- [GIVEN REQUEST]: Extend the tutorial on filtering and coloring alignment plots, starting right after its note about falling back to the default strand colors.

- [READING PASSAGE]:
-----

Pass `min_length` to suppress alignments shorter than a given number of base pairs.
This applies to merged k-mer runs (which may be longer than the original k-mer size after merging)
and to any pre-computed PAF alignments that are loaded later.

The filter is applied per match segment; only the length of the query span is checked:
`query_end - query_start >= min_length`.

In [None]:
# Without filtering: all merged hits are drawn
with tempfile.NamedTemporaryFile(suffix='.png', delete=False) as fh:
    unfiltered_path = fh.name
plotter.plot_single(
    'reference', 'shifted', output_path=unfiltered_path, title='No min_length filter'
)

# With filtering: only hits of at least 24 bp are drawn
with tempfile.NamedTemporaryFile(suffix='.png', delete=False) as fh:
    filtered_path = fh.name
plotter.plot_single(
    'reference',
    'shifted',
    output_path=filtered_path,
    min_length=24,
    title='min_length=24',
)

print(f'Unfiltered: {unfiltered_path}  ({os.path.getsize(unfiltered_path)} bytes)')
print(f'Filtered:   {filtered_path}  ({os.path.getsize(filtered_path)} bytes)')

## 12. Colour alignments by identity (PAF alignments)

When alignments are loaded from a PAF file (e.g. produced by minimap2),
each record carries a `residue_matches` count and an `alignment_block_len`
that together define sequence identity.  Pass `color_by_identity=True` to
`plot()` or `plot_single()` to render each alignment segment with a colour
drawn from the chosen Matplotlib colormap (`identity_palette`, default
`'viridis'`).

> **Note:** Individual k-mer matches are always 100 % identical (exact
> matches), so `color_by_identity` only makes sense with PAF-sourced
> alignments.  If you pass `color_by_identity=True` without supplying a
> `PafAlignment` a warning is logged and the plot falls back to the default
> strand colours.

-----

- [STORED ROWS]:

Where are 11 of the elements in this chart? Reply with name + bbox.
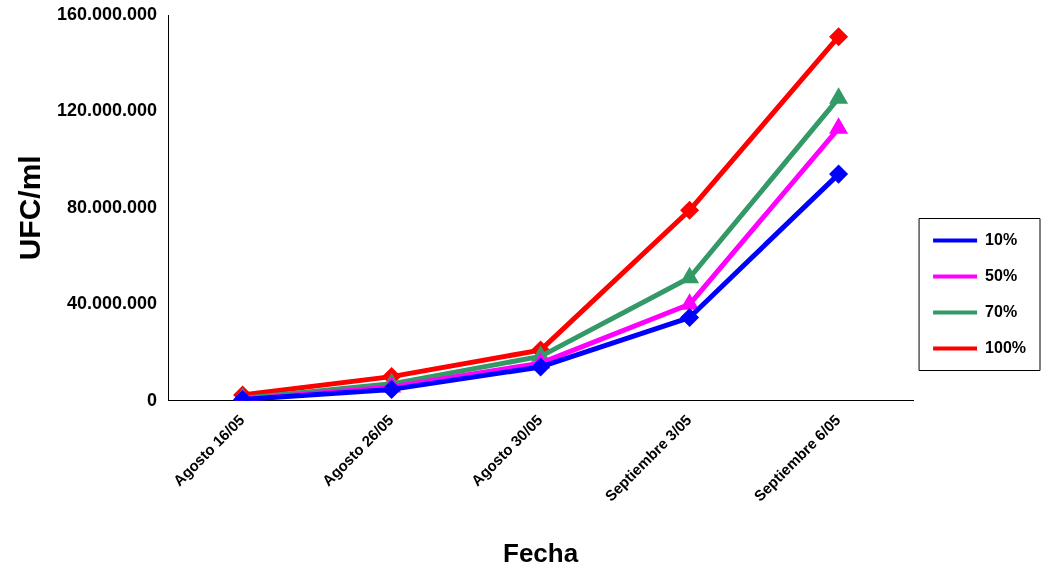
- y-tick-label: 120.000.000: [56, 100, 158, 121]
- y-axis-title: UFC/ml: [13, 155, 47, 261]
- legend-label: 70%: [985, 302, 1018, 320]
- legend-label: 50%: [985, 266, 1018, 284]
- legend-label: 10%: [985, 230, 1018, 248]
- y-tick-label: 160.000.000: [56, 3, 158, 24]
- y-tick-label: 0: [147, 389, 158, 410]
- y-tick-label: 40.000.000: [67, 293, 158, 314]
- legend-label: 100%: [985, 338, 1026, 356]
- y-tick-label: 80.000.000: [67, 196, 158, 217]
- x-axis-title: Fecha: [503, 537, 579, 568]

-----

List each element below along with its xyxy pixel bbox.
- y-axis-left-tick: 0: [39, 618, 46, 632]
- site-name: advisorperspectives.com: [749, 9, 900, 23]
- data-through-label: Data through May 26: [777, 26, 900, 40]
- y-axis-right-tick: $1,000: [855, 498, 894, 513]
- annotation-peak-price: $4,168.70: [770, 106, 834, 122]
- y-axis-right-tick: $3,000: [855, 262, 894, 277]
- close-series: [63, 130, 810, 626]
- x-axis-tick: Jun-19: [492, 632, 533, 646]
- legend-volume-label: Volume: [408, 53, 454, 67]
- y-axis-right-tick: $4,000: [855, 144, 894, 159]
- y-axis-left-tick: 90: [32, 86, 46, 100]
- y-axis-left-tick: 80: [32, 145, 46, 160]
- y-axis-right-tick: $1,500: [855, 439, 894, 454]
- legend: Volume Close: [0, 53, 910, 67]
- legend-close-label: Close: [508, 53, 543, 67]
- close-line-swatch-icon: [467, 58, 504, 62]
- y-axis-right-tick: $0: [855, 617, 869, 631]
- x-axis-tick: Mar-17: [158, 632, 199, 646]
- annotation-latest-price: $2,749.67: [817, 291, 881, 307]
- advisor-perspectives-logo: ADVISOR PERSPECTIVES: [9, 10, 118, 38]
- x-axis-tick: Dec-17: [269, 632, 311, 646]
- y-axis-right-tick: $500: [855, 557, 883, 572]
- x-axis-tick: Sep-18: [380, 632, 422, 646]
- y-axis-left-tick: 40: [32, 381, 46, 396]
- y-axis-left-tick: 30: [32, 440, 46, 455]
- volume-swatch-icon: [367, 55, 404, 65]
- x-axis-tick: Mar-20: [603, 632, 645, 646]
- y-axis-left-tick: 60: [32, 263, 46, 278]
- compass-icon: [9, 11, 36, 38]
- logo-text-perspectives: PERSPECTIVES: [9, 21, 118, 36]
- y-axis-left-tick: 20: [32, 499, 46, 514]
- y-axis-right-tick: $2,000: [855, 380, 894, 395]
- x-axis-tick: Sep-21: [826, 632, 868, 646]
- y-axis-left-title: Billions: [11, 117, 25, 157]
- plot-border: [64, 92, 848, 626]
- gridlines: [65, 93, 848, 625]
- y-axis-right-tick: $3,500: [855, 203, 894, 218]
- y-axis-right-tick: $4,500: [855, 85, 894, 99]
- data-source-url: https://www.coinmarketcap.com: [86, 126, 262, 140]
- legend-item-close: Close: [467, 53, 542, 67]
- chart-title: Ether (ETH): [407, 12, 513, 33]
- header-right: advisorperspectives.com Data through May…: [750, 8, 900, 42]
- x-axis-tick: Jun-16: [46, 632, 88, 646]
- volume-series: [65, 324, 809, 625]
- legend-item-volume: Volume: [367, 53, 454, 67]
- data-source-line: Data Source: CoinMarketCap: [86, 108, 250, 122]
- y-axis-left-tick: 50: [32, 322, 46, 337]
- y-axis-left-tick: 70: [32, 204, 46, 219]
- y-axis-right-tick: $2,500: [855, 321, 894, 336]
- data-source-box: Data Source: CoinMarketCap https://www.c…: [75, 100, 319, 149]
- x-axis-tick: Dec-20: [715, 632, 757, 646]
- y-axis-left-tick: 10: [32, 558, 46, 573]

-----

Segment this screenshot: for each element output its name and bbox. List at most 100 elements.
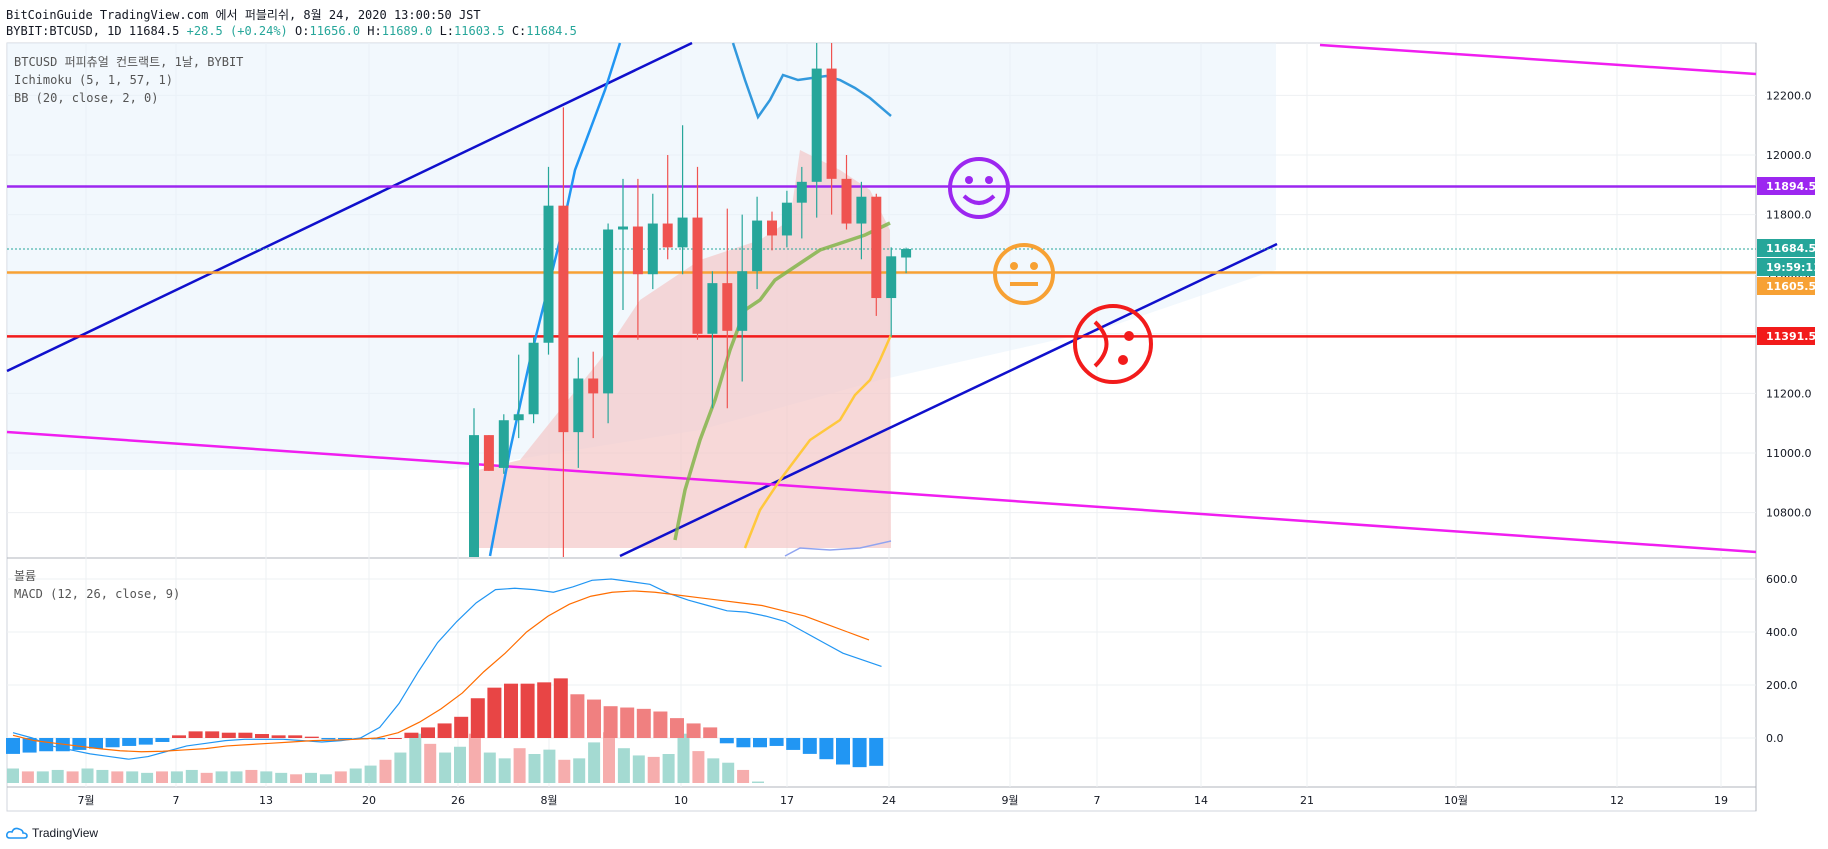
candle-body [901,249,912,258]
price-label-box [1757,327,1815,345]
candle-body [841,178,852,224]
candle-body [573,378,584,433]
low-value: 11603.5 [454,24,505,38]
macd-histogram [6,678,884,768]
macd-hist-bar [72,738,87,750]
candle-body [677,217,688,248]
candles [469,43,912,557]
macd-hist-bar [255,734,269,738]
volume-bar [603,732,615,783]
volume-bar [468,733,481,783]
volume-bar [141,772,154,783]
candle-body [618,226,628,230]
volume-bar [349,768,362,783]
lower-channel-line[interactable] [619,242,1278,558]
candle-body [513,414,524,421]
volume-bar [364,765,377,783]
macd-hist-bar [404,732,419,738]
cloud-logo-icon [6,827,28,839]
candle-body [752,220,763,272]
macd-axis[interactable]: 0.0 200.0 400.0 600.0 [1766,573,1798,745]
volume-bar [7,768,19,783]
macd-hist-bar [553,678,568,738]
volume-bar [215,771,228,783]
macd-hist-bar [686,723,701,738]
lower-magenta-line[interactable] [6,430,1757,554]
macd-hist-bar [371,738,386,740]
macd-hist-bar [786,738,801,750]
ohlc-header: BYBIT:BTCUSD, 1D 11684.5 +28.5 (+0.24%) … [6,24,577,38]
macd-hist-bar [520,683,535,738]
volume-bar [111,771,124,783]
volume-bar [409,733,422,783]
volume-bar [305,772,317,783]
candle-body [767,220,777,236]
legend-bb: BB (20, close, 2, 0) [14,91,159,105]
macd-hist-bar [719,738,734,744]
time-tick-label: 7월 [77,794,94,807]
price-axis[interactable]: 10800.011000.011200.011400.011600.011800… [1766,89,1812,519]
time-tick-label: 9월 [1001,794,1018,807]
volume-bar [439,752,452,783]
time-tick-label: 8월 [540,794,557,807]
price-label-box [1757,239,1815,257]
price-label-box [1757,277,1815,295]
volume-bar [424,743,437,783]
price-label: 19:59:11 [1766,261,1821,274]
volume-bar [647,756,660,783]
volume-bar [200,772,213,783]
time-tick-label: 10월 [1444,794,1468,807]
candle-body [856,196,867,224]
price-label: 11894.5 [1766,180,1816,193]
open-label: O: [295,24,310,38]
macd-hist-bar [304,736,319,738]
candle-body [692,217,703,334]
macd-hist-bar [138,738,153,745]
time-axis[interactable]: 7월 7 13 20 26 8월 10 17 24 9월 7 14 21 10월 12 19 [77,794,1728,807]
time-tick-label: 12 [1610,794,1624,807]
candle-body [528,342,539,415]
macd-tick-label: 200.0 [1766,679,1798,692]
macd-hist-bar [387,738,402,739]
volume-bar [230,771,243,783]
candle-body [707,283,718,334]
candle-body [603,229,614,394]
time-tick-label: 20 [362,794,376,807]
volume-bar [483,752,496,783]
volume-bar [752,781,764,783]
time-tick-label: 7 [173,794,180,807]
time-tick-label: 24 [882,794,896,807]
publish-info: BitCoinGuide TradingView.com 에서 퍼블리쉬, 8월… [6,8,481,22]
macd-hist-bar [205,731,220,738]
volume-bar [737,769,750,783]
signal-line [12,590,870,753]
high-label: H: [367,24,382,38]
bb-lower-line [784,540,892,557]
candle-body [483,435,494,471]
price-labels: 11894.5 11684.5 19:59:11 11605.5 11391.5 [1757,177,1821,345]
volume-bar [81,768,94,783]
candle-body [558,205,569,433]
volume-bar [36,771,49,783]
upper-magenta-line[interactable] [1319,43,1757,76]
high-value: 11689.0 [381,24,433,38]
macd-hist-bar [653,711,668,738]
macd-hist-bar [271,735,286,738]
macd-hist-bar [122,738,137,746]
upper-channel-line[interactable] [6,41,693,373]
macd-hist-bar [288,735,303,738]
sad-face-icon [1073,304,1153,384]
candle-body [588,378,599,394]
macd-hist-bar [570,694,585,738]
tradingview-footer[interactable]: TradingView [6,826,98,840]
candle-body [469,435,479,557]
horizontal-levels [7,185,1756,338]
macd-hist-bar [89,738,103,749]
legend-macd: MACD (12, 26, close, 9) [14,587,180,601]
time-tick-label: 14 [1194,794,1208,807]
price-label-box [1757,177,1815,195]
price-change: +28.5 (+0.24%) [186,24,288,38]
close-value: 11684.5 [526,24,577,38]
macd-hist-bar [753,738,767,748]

-----

- [RESPONSE TO THIS TASK]:
Use `DotPlotter.plot_identity_colorbar()` to generate a standalone colorbar
figure for the identity scale.

In [None]:
import random

from rusty_dot.paf_io import PafAlignment, PafRecord

# Build synthetic PAF records with varying identity values to illustrate
# the colour-by-identity feature without needing a real aligner.
random.seed(0)
paf_records = []
for i in range(8):
    block_len = random.randint(10, 30)
    identity = 0.6 + 0.04 * i  # 60 % … 88 %
    residue_matches = round(block_len * identity)
    q_start = i * 12
    paf_records.append(
        PafRecord(
            query_name='reference',
            query_len=144,
            query_start=q_start,
            query_end=q_start + block_len,
            strand='+',
            target_name='shifted',
            target_len=144,
            target_start=q_start,
            target_end=q_start + block_len,
            residue_matches=residue_matches,
            alignment_block_len=block_len,
            mapping_quality=255,
        )
    )

paf_aln = PafAlignment(paf_records)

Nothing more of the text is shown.